## Task directions:
Filter the entries below, keeping every line that has the word "nozione".

#### Entries

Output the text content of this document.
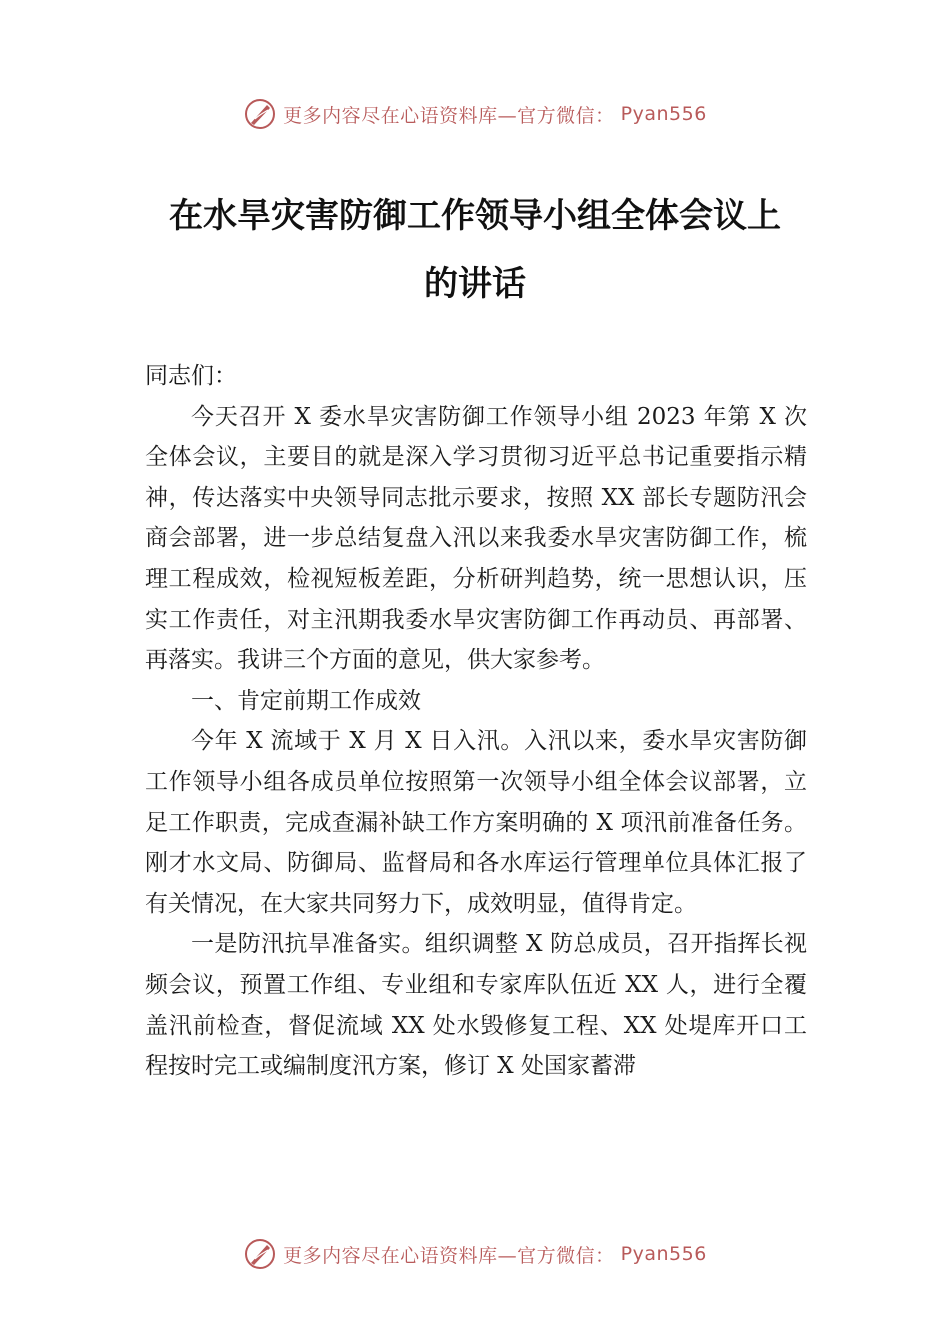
更多内容尽在心语资料库—官方微信： Pyan556
在水旱灾害防御工作领导小组全体会议上
的讲话

同志们：

今天召开 X 委水旱灾害防御工作领导小组 2023 年第 X 次全体会议，主要目的就是深入学习贯彻习近平总书记重要指示精神，传达落实中央领导同志批示要求，按照 XX 部长专题防汛会商会部署，进一步总结复盘入汛以来我委水旱灾害防御工作，梳理工程成效，检视短板差距，分析研判趋势，统一思想认识，压实工作责任，对主汛期我委水旱灾害防御工作再动员、再部署、再落实。我讲三个方面的意见，供大家参考。

一、肯定前期工作成效

今年 X 流域于 X 月 X 日入汛。入汛以来，委水旱灾害防御工作领导小组各成员单位按照第一次领导小组全体会议部署，立足工作职责，完成查漏补缺工作方案明确的 X 项汛前准备任务。刚才水文局、防御局、监督局和各水库运行管理单位具体汇报了有关情况，在大家共同努力下，成效明显，值得肯定。

一是防汛抗旱准备实。组织调整 X 防总成员，召开指挥长视频会议，预置工作组、专业组和专家库队伍近 XX 人，进行全覆盖汛前检查，督促流域 XX 处水毁修复工程、XX 处堤库开口工程按时完工或编制度汛方案，修订 X 处国家蓄滞

更多内容尽在心语资料库—官方微信： Pyan556
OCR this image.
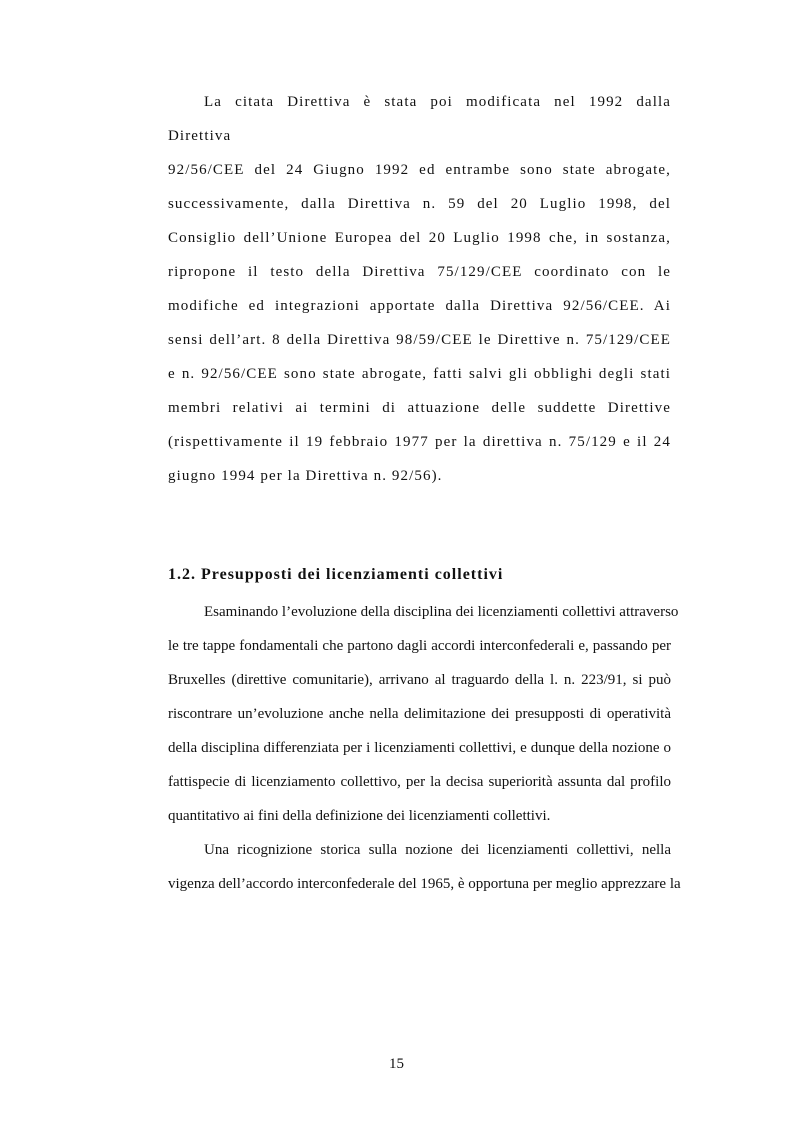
La citata Direttiva è stata poi modificata nel 1992 dalla
Direttiva
92/56/CEE del 24 Giugno 1992 ed entrambe sono state abrogate,
successivamente, dalla Direttiva n. 59 del 20 Luglio 1998, del
Consiglio dell’Unione Europea del 20 Luglio 1998 che, in sostanza,
ripropone il testo della Direttiva 75/129/CEE coordinato con le
modifiche ed integrazioni apportate dalla Direttiva 92/56/CEE. Ai
sensi dell’art. 8 della Direttiva 98/59/CEE le Direttive n. 75/129/CEE
e n. 92/56/CEE sono state abrogate, fatti salvi gli obblighi degli stati
membri relativi ai termini di attuazione delle suddette Direttive
(rispettivamente il 19 febbraio 1977 per la direttiva n. 75/129 e il 24
giugno 1994 per la Direttiva n. 92/56).
1.2. Presupposti dei licenziamenti collettivi
Esaminando l’evoluzione della disciplina dei licenziamenti collettivi attraverso
le tre tappe fondamentali che partono dagli accordi interconfederali e, passando per
Bruxelles (direttive comunitarie), arrivano al traguardo della l. n. 223/91, si può
riscontrare un’evoluzione anche nella delimitazione dei presupposti di operatività
della disciplina differenziata per i licenziamenti collettivi, e dunque della nozione o
fattispecie di licenziamento collettivo, per la decisa superiorità assunta dal profilo
quantitativo ai fini della definizione dei licenziamenti collettivi.
Una ricognizione storica sulla nozione dei licenziamenti collettivi, nella
vigenza dell’accordo interconfederale del 1965, è opportuna per meglio apprezzare la
15
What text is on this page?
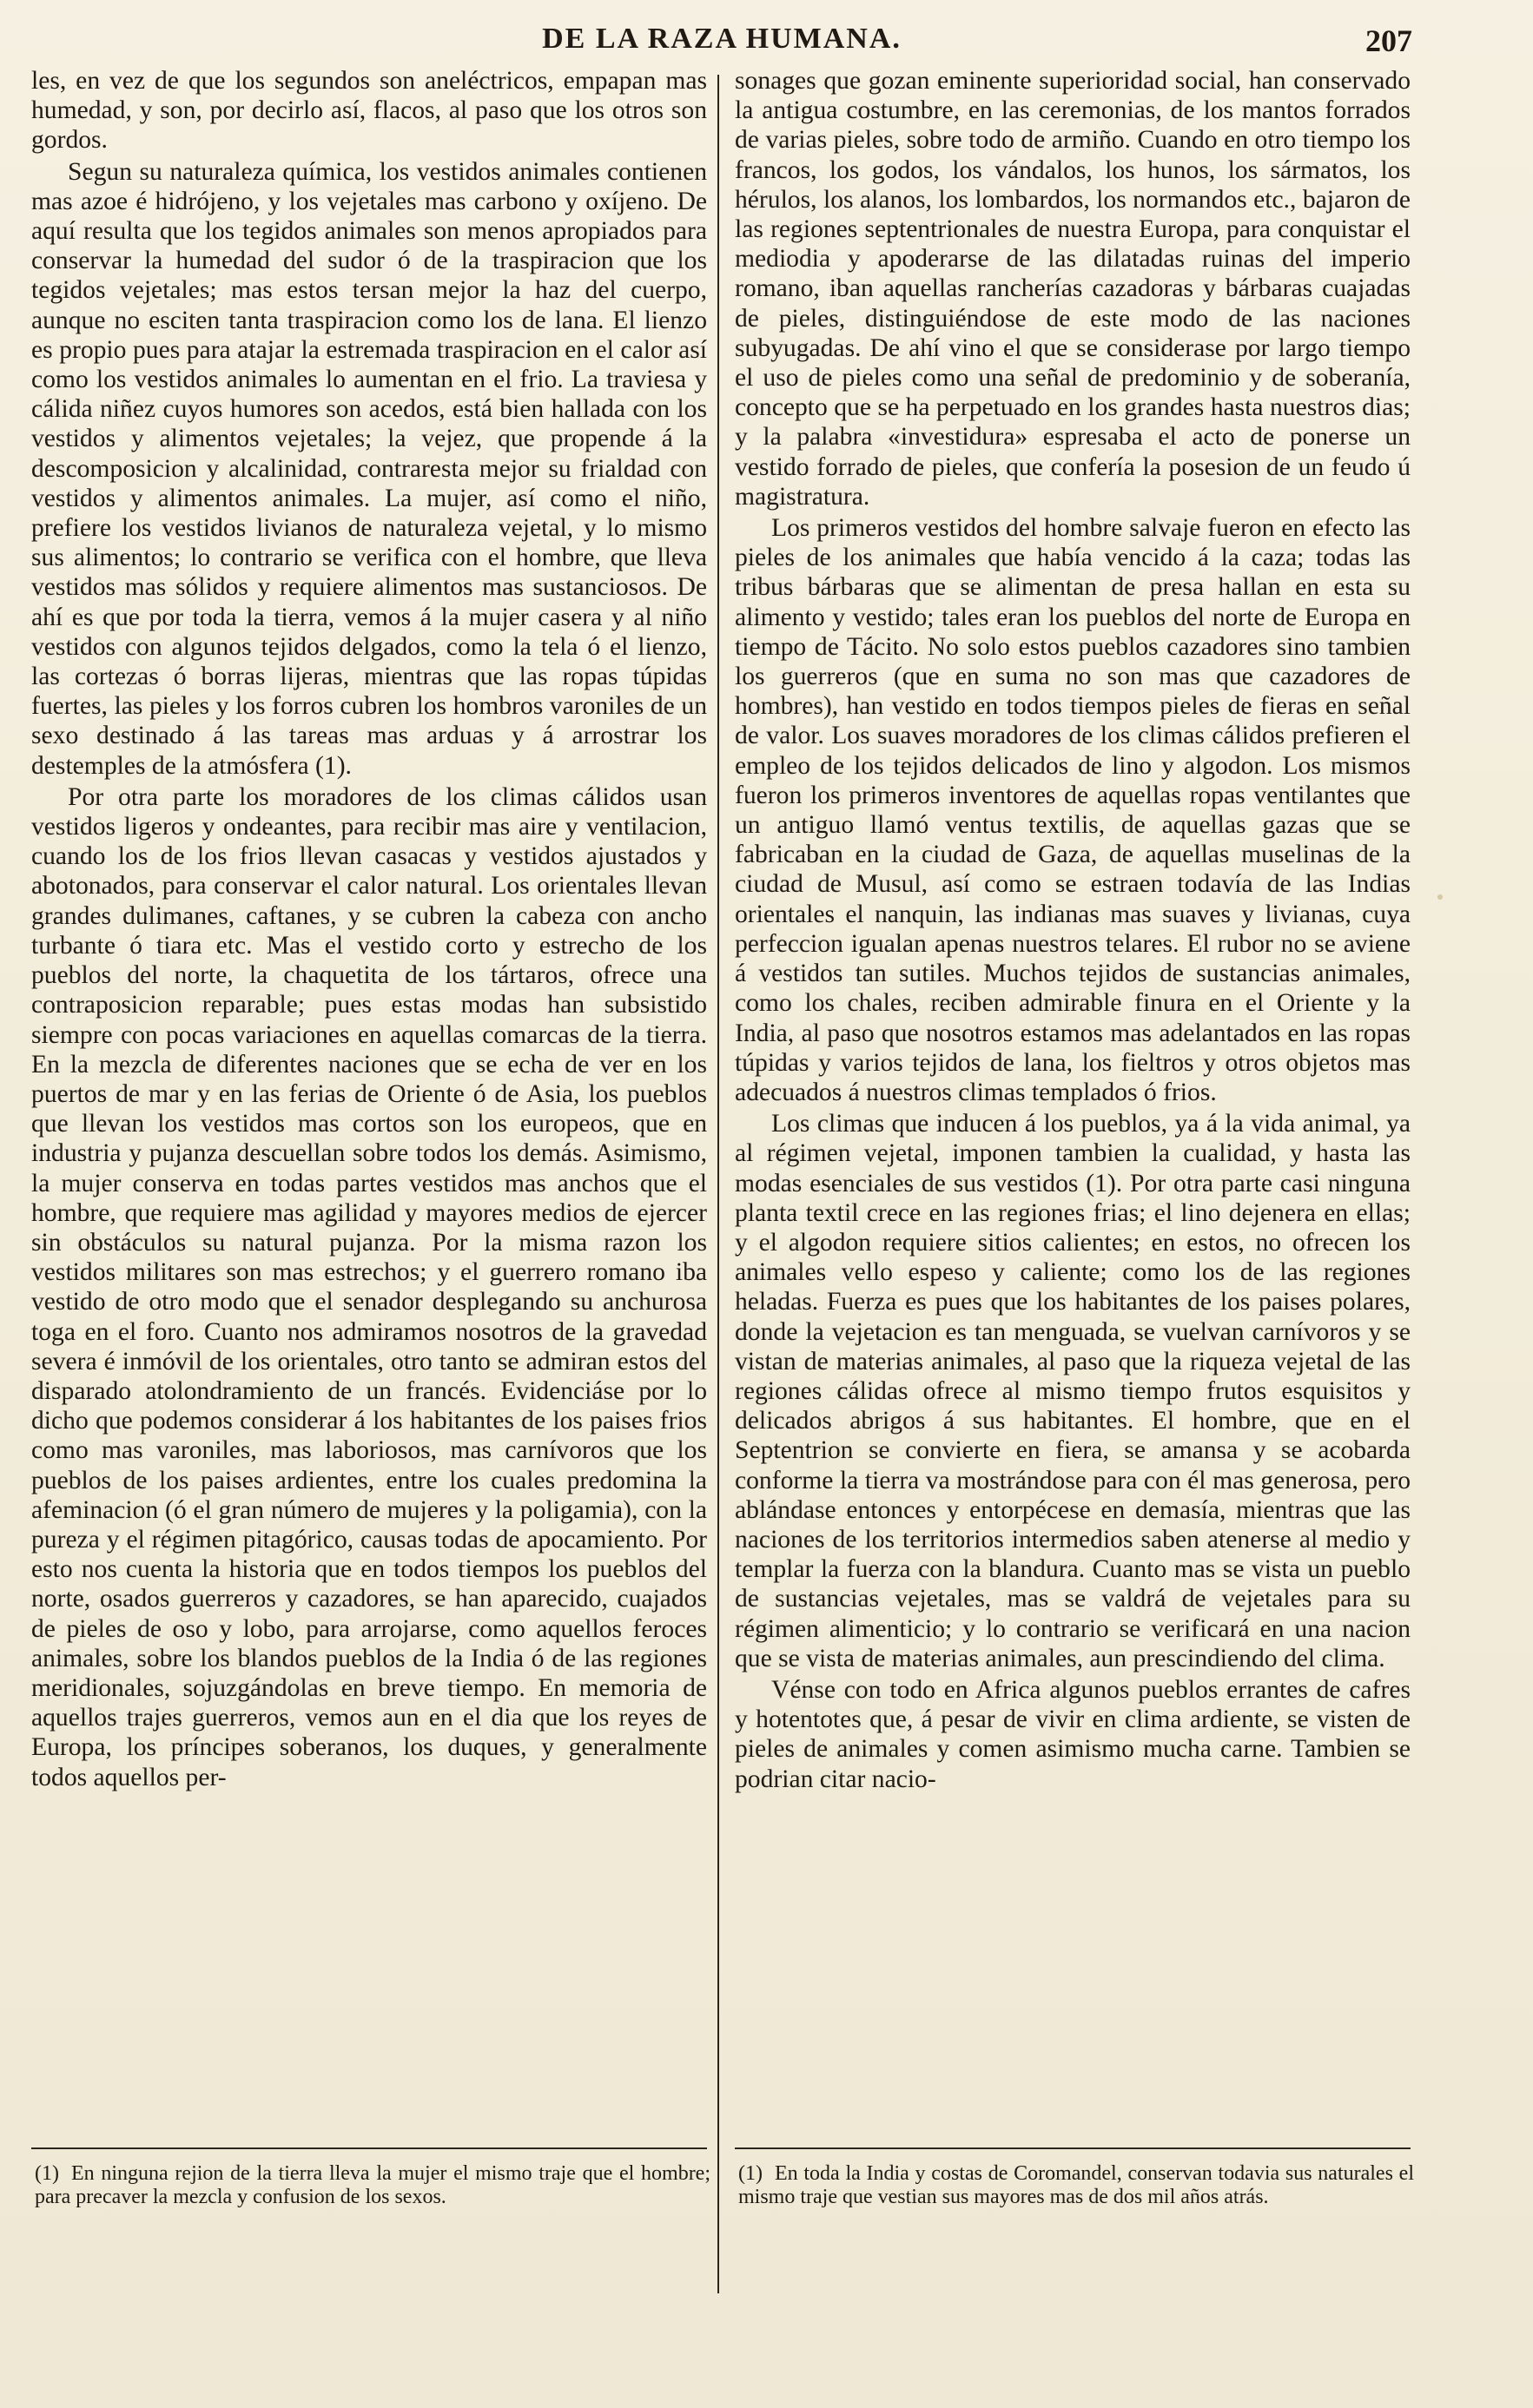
DE LA RAZA HUMANA.	207

les, en vez de que los segundos son aneléctricos, empapan mas humedad, y son, por decirlo así, flacos, al paso que los otros son gordos.

Segun su naturaleza química, los vestidos animales contienen mas azoe é hidrójeno, y los vejetales mas carbono y oxíjeno. De aquí resulta que los tegidos animales son menos apropiados para conservar la humedad del sudor ó de la traspiracion que los tegidos vejetales; mas estos tersan mejor la haz del cuerpo, aunque no esciten tanta traspiracion como los de lana. El lienzo es propio pues para atajar la estremada traspiracion en el calor así como los vestidos animales lo aumentan en el frio. La traviesa y cálida niñez cuyos humores son acedos, está bien hallada con los vestidos y alimentos vejetales; la vejez, que propende á la descomposicion y alcalinidad, contraresta mejor su frialdad con vestidos y alimentos animales. La mujer, así como el niño, prefiere los vestidos livianos de naturaleza vejetal, y lo mismo sus alimentos; lo contrario se verifica con el hombre, que lleva vestidos mas sólidos y requiere alimentos mas sustanciosos. De ahí es que por toda la tierra, vemos á la mujer casera y al niño vestidos con algunos tejidos delgados, como la tela ó el lienzo, las cortezas ó borras lijeras, mientras que las ropas túpidas fuertes, las pieles y los forros cubren los hombros varoniles de un sexo destinado á las tareas mas arduas y á arrostrar los destemples de la atmósfera (1).

Por otra parte los moradores de los climas cálidos usan vestidos ligeros y ondeantes, para recibir mas aire y ventilacion, cuando los de los frios llevan casacas y vestidos ajustados y abotonados, para conservar el calor natural. Los orientales llevan grandes dulimanes, caftanes, y se cubren la cabeza con ancho turbante ó tiara etc. Mas el vestido corto y estrecho de los pueblos del norte, la chaquetita de los tártaros, ofrece una contraposicion reparable; pues estas modas han subsistido siempre con pocas variaciones en aquellas comarcas de la tierra. En la mezcla de diferentes naciones que se echa de ver en los puertos de mar y en las ferias de Oriente ó de Asia, los pueblos que llevan los vestidos mas cortos son los europeos, que en industria y pujanza descuellan sobre todos los demás. Asimismo, la mujer conserva en todas partes vestidos mas anchos que el hombre, que requiere mas agilidad y mayores medios de ejercer sin obstáculos su natural pujanza. Por la misma razon los vestidos militares son mas estrechos; y el guerrero romano iba vestido de otro modo que el senador desplegando su anchurosa toga en el foro. Cuanto nos admiramos nosotros de la gravedad severa é inmóvil de los orientales, otro tanto se admiran estos del disparado atolondramiento de un francés. Evidenciáse por lo dicho que podemos considerar á los habitantes de los paises frios como mas varoniles, mas laboriosos, mas carnívoros que los pueblos de los paises ardientes, entre los cuales predomina la afeminacion (ó el gran número de mujeres y la poligamia), con la pureza y el régimen pitagórico, causas todas de apocamiento. Por esto nos cuenta la historia que en todos tiempos los pueblos del norte, osados guerreros y cazadores, se han aparecido, cuajados de pieles de oso y lobo, para arrojarse, como aquellos feroces animales, sobre los blandos pueblos de la India ó de las regiones meridionales, sojuzgándolas en breve tiempo. En memoria de aquellos trajes guerreros, vemos aun en el dia que los reyes de Europa, los príncipes soberanos, los duques, y generalmente todos aquellos per-

sonages que gozan eminente superioridad social, han conservado la antigua costumbre, en las ceremonias, de los mantos forrados de varias pieles, sobre todo de armiño. Cuando en otro tiempo los francos, los godos, los vándalos, los hunos, los sármatos, los hérulos, los alanos, los lombardos, los normandos etc., bajaron de las regiones septentrionales de nuestra Europa, para conquistar el mediodia y apoderarse de las dilatadas ruinas del imperio romano, iban aquellas rancherías cazadoras y bárbaras cuajadas de pieles, distinguiéndose de este modo de las naciones subyugadas. De ahí vino el que se considerase por largo tiempo el uso de pieles como una señal de predominio y de soberanía, concepto que se ha perpetuado en los grandes hasta nuestros dias; y la palabra «investidura» espresaba el acto de ponerse un vestido forrado de pieles, que confería la posesion de un feudo ú magistratura.

Los primeros vestidos del hombre salvaje fueron en efecto las pieles de los animales que había vencido á la caza; todas las tribus bárbaras que se alimentan de presa hallan en esta su alimento y vestido; tales eran los pueblos del norte de Europa en tiempo de Tácito. No solo estos pueblos cazadores sino tambien los guerreros (que en suma no son mas que cazadores de hombres), han vestido en todos tiempos pieles de fieras en señal de valor. Los suaves moradores de los climas cálidos prefieren el empleo de los tejidos delicados de lino y algodon. Los mismos fueron los primeros inventores de aquellas ropas ventilantes que un antiguo llamó ventus textilis, de aquellas gazas que se fabricaban en la ciudad de Gaza, de aquellas muselinas de la ciudad de Musul, así como se estraen todavía de las Indias orientales el nanquin, las indianas mas suaves y livianas, cuya perfeccion igualan apenas nuestros telares. El rubor no se aviene á vestidos tan sutiles. Muchos tejidos de sustancias animales, como los chales, reciben admirable finura en el Oriente y la India, al paso que nosotros estamos mas adelantados en las ropas túpidas y varios tejidos de lana, los fieltros y otros objetos mas adecuados á nuestros climas templados ó frios.

Los climas que inducen á los pueblos, ya á la vida animal, ya al régimen vejetal, imponen tambien la cualidad, y hasta las modas esenciales de sus vestidos (1). Por otra parte casi ninguna planta textil crece en las regiones frias; el lino dejenera en ellas; y el algodon requiere sitios calientes; en estos, no ofrecen los animales vello espeso y caliente; como los de las regiones heladas. Fuerza es pues que los habitantes de los paises polares, donde la vejetacion es tan menguada, se vuelvan carnívoros y se vistan de materias animales, al paso que la riqueza vejetal de las regiones cálidas ofrece al mismo tiempo frutos esquisitos y delicados abrigos á sus habitantes. El hombre, que en el Septentrion se convierte en fiera, se amansa y se acobarda conforme la tierra va mostrándose para con él mas generosa, pero ablándase entonces y entorpécese en demasía, mientras que las naciones de los territorios intermedios saben atenerse al medio y templar la fuerza con la blandura. Cuanto mas se vista un pueblo de sustancias vejetales, mas se valdrá de vejetales para su régimen alimenticio; y lo contrario se verificará en una nacion que se vista de materias animales, aun prescindiendo del clima.

Vénse con todo en Africa algunos pueblos errantes de cafres y hotentotes que, á pesar de vivir en clima ardiente, se visten de pieles de animales y comen asimismo mucha carne. Tambien se podrian citar nacio-

(1) En ninguna rejion de la tierra lleva la mujer el mismo traje que el hombre; para precaver la mezcla y confusion de los sexos.
(1) En toda la India y costas de Coromandel, conservan todavia sus naturales el mismo traje que vestian sus mayores mas de dos mil años atrás.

########

## Solved exercise:
della disciplina differenziata per i licenziamenti collettivi, e dunque della nozione o
Una ricognizione storica sulla nozione dei licenziamenti collettivi, nella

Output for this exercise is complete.